* **RECORDS TO USE**
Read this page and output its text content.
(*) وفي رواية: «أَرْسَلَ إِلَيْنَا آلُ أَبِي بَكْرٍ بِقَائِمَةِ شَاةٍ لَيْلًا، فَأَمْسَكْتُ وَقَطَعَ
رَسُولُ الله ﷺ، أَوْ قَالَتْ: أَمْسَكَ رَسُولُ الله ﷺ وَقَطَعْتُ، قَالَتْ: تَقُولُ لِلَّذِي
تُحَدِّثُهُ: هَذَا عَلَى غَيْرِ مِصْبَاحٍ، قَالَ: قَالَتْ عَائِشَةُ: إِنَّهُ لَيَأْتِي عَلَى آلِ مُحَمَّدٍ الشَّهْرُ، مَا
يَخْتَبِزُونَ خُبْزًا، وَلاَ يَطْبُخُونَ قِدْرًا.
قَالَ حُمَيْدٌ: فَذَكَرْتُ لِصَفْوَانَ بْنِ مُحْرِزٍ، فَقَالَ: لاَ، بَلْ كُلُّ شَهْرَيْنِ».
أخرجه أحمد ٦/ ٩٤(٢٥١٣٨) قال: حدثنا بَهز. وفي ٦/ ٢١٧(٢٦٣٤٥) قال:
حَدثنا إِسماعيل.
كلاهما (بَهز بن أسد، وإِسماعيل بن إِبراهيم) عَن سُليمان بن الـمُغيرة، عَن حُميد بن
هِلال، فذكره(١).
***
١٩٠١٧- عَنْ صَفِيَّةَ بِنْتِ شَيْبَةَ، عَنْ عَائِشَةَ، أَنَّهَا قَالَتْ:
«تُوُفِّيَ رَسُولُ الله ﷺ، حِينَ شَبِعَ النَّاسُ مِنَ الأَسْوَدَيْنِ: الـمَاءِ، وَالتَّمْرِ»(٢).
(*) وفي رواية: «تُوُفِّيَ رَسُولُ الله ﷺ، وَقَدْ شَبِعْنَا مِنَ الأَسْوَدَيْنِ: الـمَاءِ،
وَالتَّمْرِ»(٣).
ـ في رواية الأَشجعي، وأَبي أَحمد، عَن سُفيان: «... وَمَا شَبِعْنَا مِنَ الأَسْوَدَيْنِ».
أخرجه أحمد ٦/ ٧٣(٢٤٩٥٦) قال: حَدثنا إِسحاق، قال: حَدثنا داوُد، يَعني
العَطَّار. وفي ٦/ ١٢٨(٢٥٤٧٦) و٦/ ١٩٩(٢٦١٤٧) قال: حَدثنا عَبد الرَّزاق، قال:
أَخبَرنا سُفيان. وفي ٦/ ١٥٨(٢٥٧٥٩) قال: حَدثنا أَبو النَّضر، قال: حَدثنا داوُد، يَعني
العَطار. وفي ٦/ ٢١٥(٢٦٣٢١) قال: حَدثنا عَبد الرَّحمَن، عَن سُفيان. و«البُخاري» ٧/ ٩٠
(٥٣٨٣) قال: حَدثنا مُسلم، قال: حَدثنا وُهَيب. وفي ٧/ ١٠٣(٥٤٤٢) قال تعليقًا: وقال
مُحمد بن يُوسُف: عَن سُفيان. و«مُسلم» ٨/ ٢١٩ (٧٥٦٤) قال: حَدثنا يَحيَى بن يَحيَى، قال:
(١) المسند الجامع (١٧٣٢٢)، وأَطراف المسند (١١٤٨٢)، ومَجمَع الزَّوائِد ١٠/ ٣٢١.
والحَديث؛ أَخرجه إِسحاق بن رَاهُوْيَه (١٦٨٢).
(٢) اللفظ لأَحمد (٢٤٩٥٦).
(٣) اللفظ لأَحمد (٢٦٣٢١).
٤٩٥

* **WHAT YOU WILL DO**
Repeat the data above exactly.

* **OUTPUT OF THE EXERCISE**
Read this page and output its text content.
(*) وفي رواية: «أَرْسَلَ إِلَيْنَا آلُ أَبِي بَكْرٍ بِقَائِمَةِ شَاةٍ لَيْلًا، فَأَمْسَكْتُ وَقَطَعَ
رَسُولُ الله ﷺ، أَوْ قَالَتْ: أَمْسَكَ رَسُولُ الله ﷺ وَقَطَعْتُ، قَالَتْ: تَقُولُ لِلَّذِي
تُحَدِّثُهُ: هَذَا عَلَى غَيْرِ مِصْبَاحٍ، قَالَ: قَالَتْ عَائِشَةُ: إِنَّهُ لَيَأْتِي عَلَى آلِ مُحَمَّدٍ الشَّهْرُ، مَا
يَخْتَبِزُونَ خُبْزًا، وَلاَ يَطْبُخُونَ قِدْرًا.
قَالَ حُمَيْدٌ: فَذَكَرْتُ لِصَفْوَانَ بْنِ مُحْرِزٍ، فَقَالَ: لاَ، بَلْ كُلُّ شَهْرَيْنِ».
أخرجه أحمد ٦/ ٩٤(٢٥١٣٨) قال: حدثنا بَهز. وفي ٦/ ٢١٧(٢٦٣٤٥) قال:
حَدثنا إِسماعيل.
كلاهما (بَهز بن أسد، وإِسماعيل بن إِبراهيم) عَن سُليمان بن الـمُغيرة، عَن حُميد بن
هِلال، فذكره(١).
***
١٩٠١٧- عَنْ صَفِيَّةَ بِنْتِ شَيْبَةَ، عَنْ عَائِشَةَ، أَنَّهَا قَالَتْ:
«تُوُفِّيَ رَسُولُ الله ﷺ، حِينَ شَبِعَ النَّاسُ مِنَ الأَسْوَدَيْنِ: الـمَاءِ، وَالتَّمْرِ»(٢).
(*) وفي رواية: «تُوُفِّيَ رَسُولُ الله ﷺ، وَقَدْ شَبِعْنَا مِنَ الأَسْوَدَيْنِ: الـمَاءِ،
وَالتَّمْرِ»(٣).
ـ في رواية الأَشجعي، وأَبي أَحمد، عَن سُفيان: «... وَمَا شَبِعْنَا مِنَ الأَسْوَدَيْنِ».
أخرجه أحمد ٦/ ٧٣(٢٤٩٥٦) قال: حَدثنا إِسحاق، قال: حَدثنا داوُد، يَعني
العَطَّار. وفي ٦/ ١٢٨(٢٥٤٧٦) و٦/ ١٩٩(٢٦١٤٧) قال: حَدثنا عَبد الرَّزاق، قال:
أَخبَرنا سُفيان. وفي ٦/ ١٥٨(٢٥٧٥٩) قال: حَدثنا أَبو النَّضر، قال: حَدثنا داوُد، يَعني
العَطار. وفي ٦/ ٢١٥(٢٦٣٢١) قال: حَدثنا عَبد الرَّحمَن، عَن سُفيان. و«البُخاري» ٧/ ٩٠
(٥٣٨٣) قال: حَدثنا مُسلم، قال: حَدثنا وُهَيب. وفي ٧/ ١٠٣(٥٤٤٢) قال تعليقًا: وقال
مُحمد بن يُوسُف: عَن سُفيان. و«مُسلم» ٨/ ٢١٩ (٧٥٦٤) قال: حَدثنا يَحيَى بن يَحيَى، قال:
(١) المسند الجامع (١٧٣٢٢)، وأَطراف المسند (١١٤٨٢)، ومَجمَع الزَّوائِد ١٠/ ٣٢١.
والحَديث؛ أَخرجه إِسحاق بن رَاهُوْيَه (١٦٨٢).
(٢) اللفظ لأَحمد (٢٤٩٥٦).
(٣) اللفظ لأَحمد (٢٦٣٢١).
٤٩٥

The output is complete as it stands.